Goal — Scan the data beneath this task and copy each line that includes "Project".

Dataset excerpts:
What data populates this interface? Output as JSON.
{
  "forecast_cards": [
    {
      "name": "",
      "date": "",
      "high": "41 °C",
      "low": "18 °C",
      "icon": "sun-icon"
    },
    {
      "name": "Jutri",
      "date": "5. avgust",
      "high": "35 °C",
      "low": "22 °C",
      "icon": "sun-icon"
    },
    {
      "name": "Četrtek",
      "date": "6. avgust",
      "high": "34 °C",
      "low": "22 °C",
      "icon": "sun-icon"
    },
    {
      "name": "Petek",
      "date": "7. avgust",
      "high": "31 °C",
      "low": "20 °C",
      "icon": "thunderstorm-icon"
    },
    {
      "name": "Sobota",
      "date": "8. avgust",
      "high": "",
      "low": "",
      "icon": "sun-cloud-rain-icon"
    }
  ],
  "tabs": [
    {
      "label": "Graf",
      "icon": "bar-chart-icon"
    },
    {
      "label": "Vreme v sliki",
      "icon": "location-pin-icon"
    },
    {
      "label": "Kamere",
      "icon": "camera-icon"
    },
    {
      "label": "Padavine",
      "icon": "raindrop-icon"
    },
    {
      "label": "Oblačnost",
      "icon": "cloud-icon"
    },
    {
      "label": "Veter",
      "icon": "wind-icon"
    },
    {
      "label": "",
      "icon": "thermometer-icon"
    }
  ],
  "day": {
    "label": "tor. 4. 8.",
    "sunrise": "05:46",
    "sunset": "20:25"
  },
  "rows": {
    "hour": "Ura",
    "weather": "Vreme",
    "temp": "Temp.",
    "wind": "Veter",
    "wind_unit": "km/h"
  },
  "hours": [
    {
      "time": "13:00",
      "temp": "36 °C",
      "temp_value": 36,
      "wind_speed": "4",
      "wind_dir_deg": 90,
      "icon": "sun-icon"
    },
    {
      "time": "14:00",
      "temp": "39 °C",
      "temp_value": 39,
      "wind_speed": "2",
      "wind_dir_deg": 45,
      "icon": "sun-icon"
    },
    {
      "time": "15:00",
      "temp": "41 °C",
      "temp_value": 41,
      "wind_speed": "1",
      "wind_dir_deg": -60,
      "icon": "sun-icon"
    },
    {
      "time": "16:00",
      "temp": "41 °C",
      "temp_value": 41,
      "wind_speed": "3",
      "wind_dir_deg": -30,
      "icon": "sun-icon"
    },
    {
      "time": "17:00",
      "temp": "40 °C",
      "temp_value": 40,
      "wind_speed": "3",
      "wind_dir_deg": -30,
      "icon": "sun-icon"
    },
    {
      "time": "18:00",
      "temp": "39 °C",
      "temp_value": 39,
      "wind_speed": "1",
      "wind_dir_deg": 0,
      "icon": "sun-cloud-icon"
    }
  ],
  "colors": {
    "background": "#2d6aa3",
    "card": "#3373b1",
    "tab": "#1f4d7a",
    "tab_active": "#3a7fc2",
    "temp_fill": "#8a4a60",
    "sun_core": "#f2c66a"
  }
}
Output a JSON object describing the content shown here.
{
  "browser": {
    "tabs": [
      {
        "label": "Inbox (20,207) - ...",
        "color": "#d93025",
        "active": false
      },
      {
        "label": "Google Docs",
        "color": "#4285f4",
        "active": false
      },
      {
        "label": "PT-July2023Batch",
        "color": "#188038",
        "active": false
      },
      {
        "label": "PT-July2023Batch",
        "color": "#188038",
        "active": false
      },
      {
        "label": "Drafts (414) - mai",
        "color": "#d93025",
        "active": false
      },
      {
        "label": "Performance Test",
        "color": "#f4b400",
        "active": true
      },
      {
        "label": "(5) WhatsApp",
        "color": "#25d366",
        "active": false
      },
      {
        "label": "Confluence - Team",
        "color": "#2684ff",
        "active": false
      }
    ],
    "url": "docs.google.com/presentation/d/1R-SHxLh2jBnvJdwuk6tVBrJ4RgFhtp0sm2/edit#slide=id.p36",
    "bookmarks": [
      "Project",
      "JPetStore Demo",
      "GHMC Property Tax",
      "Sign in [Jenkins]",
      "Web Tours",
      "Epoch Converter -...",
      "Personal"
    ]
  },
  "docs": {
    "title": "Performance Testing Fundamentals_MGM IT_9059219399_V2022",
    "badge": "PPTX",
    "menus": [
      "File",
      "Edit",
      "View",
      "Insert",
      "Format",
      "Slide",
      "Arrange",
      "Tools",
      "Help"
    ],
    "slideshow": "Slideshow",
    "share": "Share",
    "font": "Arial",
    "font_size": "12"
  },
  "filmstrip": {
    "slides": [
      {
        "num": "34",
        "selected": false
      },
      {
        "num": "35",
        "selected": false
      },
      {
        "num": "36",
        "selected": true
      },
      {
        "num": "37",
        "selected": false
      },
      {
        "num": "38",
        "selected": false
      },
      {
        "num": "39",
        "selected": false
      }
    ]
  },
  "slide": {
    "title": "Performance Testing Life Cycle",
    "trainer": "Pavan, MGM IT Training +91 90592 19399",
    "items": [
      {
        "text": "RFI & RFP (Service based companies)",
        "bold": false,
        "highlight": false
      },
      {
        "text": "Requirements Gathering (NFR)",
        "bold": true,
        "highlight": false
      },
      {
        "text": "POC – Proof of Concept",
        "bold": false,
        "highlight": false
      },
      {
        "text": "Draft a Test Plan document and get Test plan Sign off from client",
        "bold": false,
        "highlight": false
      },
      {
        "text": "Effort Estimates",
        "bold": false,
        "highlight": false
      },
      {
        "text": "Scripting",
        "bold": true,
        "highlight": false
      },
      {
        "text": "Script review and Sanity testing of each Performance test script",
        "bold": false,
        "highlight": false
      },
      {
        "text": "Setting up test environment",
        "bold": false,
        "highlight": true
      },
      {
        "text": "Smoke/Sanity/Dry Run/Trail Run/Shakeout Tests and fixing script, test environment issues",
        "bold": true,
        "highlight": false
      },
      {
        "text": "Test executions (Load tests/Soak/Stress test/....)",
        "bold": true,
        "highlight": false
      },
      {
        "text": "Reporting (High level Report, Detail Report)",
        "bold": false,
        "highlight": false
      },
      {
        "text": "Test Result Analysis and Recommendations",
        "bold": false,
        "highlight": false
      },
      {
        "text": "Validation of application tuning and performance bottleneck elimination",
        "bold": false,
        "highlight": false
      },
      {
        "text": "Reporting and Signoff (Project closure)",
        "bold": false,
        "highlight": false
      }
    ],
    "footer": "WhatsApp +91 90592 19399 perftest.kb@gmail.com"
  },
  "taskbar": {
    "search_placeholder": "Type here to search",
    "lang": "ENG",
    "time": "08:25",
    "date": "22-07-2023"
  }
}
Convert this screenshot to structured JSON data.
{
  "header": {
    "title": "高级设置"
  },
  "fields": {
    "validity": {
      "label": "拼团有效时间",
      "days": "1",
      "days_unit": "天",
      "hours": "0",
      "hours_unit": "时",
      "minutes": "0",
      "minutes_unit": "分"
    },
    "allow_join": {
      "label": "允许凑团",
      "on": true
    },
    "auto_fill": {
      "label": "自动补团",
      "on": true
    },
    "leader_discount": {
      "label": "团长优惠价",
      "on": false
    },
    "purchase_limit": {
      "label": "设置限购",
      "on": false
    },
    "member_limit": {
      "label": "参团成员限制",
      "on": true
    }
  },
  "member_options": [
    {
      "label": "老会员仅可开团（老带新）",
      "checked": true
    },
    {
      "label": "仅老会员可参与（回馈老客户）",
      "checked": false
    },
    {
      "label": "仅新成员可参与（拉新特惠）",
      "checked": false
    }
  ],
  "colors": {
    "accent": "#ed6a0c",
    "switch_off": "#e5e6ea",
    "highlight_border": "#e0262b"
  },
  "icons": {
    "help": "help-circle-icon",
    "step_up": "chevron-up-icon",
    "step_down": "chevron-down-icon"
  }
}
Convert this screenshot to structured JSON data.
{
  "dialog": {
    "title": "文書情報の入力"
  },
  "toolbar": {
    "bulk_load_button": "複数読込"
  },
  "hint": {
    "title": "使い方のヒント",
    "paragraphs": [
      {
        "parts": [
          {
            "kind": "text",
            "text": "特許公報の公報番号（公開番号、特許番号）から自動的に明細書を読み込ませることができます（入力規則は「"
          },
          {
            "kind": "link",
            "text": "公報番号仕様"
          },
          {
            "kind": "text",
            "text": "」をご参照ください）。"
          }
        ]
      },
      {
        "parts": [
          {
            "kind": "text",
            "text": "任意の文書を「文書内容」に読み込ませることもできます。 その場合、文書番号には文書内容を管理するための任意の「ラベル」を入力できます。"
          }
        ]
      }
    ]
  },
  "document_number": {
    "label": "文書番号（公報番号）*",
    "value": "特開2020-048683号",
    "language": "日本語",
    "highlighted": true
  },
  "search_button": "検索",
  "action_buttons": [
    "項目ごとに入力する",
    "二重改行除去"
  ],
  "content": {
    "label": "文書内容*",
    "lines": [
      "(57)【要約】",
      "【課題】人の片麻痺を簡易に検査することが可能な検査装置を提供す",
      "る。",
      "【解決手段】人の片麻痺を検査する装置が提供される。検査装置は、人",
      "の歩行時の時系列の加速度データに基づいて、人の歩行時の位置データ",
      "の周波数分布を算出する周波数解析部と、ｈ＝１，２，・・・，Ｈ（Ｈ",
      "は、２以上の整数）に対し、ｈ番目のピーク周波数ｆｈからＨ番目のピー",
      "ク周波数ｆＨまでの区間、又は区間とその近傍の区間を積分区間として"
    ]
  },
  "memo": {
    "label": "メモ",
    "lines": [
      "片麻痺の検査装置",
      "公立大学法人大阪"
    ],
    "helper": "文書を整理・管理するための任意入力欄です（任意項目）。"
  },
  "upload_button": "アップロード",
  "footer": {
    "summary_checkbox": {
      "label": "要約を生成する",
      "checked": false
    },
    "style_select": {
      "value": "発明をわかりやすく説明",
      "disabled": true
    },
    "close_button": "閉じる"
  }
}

Exercise answer —
      "Project",
        "text": "Reporting and Signoff (Project closure)",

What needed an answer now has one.